** begin **

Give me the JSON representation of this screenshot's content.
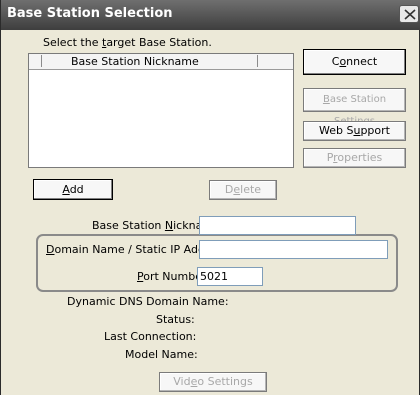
{
  "window": {
    "title": "Base Station Selection"
  },
  "instruction": {
    "prefix": "Select the ",
    "underlined": "t",
    "suffix": "arget Base Station."
  },
  "list": {
    "column_header": "Base Station Nickname",
    "rows": []
  },
  "buttons": {
    "connect": {
      "prefix": "C",
      "underlined": "o",
      "suffix": "nnect"
    },
    "base_station_settings": {
      "prefix": "",
      "underlined": "B",
      "suffix": "ase Station Settings"
    },
    "web_support": {
      "prefix": "Web S",
      "underlined": "u",
      "suffix": "pport"
    },
    "properties": {
      "prefix": "P",
      "underlined": "r",
      "suffix": "operties"
    },
    "add": {
      "prefix": "",
      "underlined": "A",
      "suffix": "dd"
    },
    "delete": {
      "prefix": "D",
      "underlined": "e",
      "suffix": "lete"
    },
    "video_settings": {
      "prefix": "Vid",
      "underlined": "e",
      "suffix": "o Settings"
    }
  },
  "form": {
    "nickname_label": {
      "prefix": "Base Station ",
      "underlined": "N",
      "suffix": "ickname"
    },
    "nickname_value": "",
    "domain_label": {
      "prefix": "",
      "underlined": "D",
      "suffix": "omain Name / Static IP Address"
    },
    "domain_value": "",
    "port_label": {
      "prefix": "",
      "underlined": "P",
      "suffix": "ort Number"
    },
    "port_value": "5021"
  },
  "info": {
    "ddns_label": "Dynamic DNS Domain Name:",
    "status_label": "Status:",
    "last_connection_label": "Last Connection:",
    "model_name_label": "Model Name:"
  },
  "colors": {
    "titlebar": "#4a4a4a",
    "dialog_bg": "#ece9d8",
    "disabled_text": "#a8a8a8"
  }
}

** end **

▶ _Task_:
Your task is to copy the entries in full and exactly, without any images.

▶ _The reply_:
Give me the JSON representation of this screenshot's content.
{
  "window": {
    "title": "Base Station Selection"
  },
  "instruction": {
    "prefix": "Select the ",
    "underlined": "t",
    "suffix": "arget Base Station."
  },
  "list": {
    "column_header": "Base Station Nickname",
    "rows": []
  },
  "buttons": {
    "connect": {
      "prefix": "C",
      "underlined": "o",
      "suffix": "nnect"
    },
    "base_station_settings": {
      "prefix": "",
      "underlined": "B",
      "suffix": "ase Station Settings"
    },
    "web_support": {
      "prefix": "Web S",
      "underlined": "u",
      "suffix": "pport"
    },
    "properties": {
      "prefix": "P",
      "underlined": "r",
      "suffix": "operties"
    },
    "add": {
      "prefix": "",
      "underlined": "A",
      "suffix": "dd"
    },
    "delete": {
      "prefix": "D",
      "underlined": "e",
      "suffix": "lete"
    },
    "video_settings": {
      "prefix": "Vid",
      "underlined": "e",
      "suffix": "o Settings"
    }
  },
  "form": {
    "nickname_label": {
      "prefix": "Base Station ",
      "underlined": "N",
      "suffix": "ickname"
    },
    "nickname_value": "",
    "domain_label": {
      "prefix": "",
      "underlined": "D",
      "suffix": "omain Name / Static IP Address"
    },
    "domain_value": "",
    "port_label": {
      "prefix": "",
      "underlined": "P",
      "suffix": "ort Number"
    },
    "port_value": "5021"
  },
  "info": {
    "ddns_label": "Dynamic DNS Domain Name:",
    "status_label": "Status:",
    "last_connection_label": "Last Connection:",
    "model_name_label": "Model Name:"
  },
  "colors": {
    "titlebar": "#4a4a4a",
    "dialog_bg": "#ece9d8",
    "disabled_text": "#a8a8a8"
  }
}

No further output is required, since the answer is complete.